begin Data excerpts

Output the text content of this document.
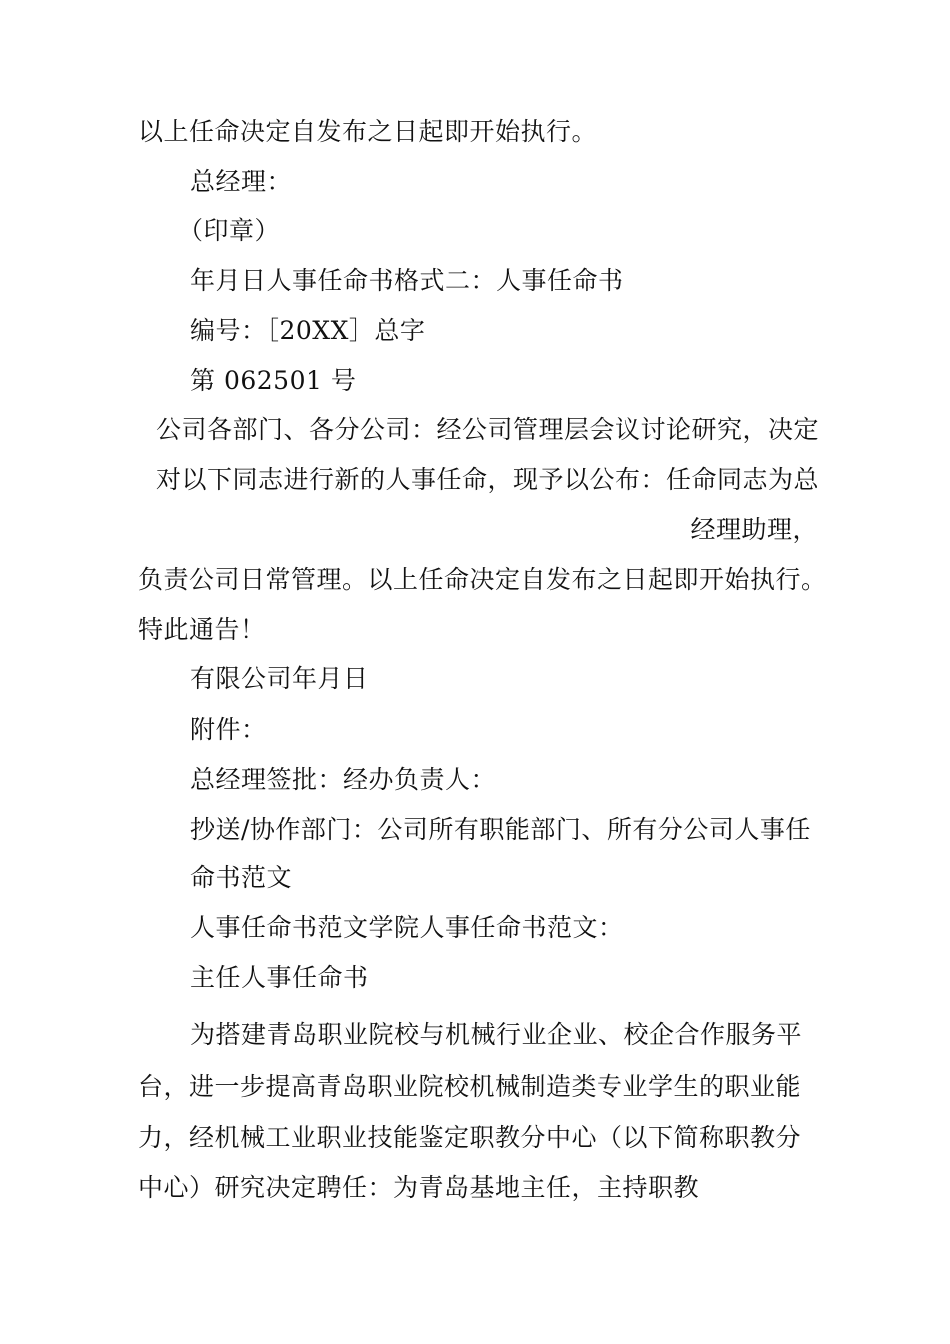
以上任命决定自发布之日起即开始执行。
总经理：
（印章）
年月日人事任命书格式二：人事任命书
编号：［20XX］总字
第 062501 号
公司各部门、各分公司：经公司管理层会议讨论研究，决定
对以下同志进行新的人事任命，现予以公布：任命同志为总
经理助理，
负责公司日常管理。以上任命决定自发布之日起即开始执行。
特此通告！
有限公司年月日
附件：
总经理签批：经办负责人：
抄送/协作部门：公司所有职能部门、所有分公司人事任
命书范文
人事任命书范文学院人事任命书范文：
主任人事任命书
为搭建青岛职业院校与机械行业企业、校企合作服务平
台，进一步提高青岛职业院校机械制造类专业学生的职业能
力，经机械工业职业技能鉴定职教分中心（以下简称职教分
中心）研究决定聘任：为青岛基地主任，主持职教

end Data excerpts

All the records need to be repeated exactly, with the images dropped.

▸ Output for this task:
Output the text content of this document.
以上任命决定自发布之日起即开始执行。
总经理：
（印章）
年月日人事任命书格式二：人事任命书
编号：［20XX］总字
第 062501 号
公司各部门、各分公司：经公司管理层会议讨论研究，决定
对以下同志进行新的人事任命，现予以公布：任命同志为总
经理助理，
负责公司日常管理。以上任命决定自发布之日起即开始执行。
特此通告！
有限公司年月日
附件：
总经理签批：经办负责人：
抄送/协作部门：公司所有职能部门、所有分公司人事任
命书范文
人事任命书范文学院人事任命书范文：
主任人事任命书
为搭建青岛职业院校与机械行业企业、校企合作服务平
台，进一步提高青岛职业院校机械制造类专业学生的职业能
力，经机械工业职业技能鉴定职教分中心（以下简称职教分
中心）研究决定聘任：为青岛基地主任，主持职教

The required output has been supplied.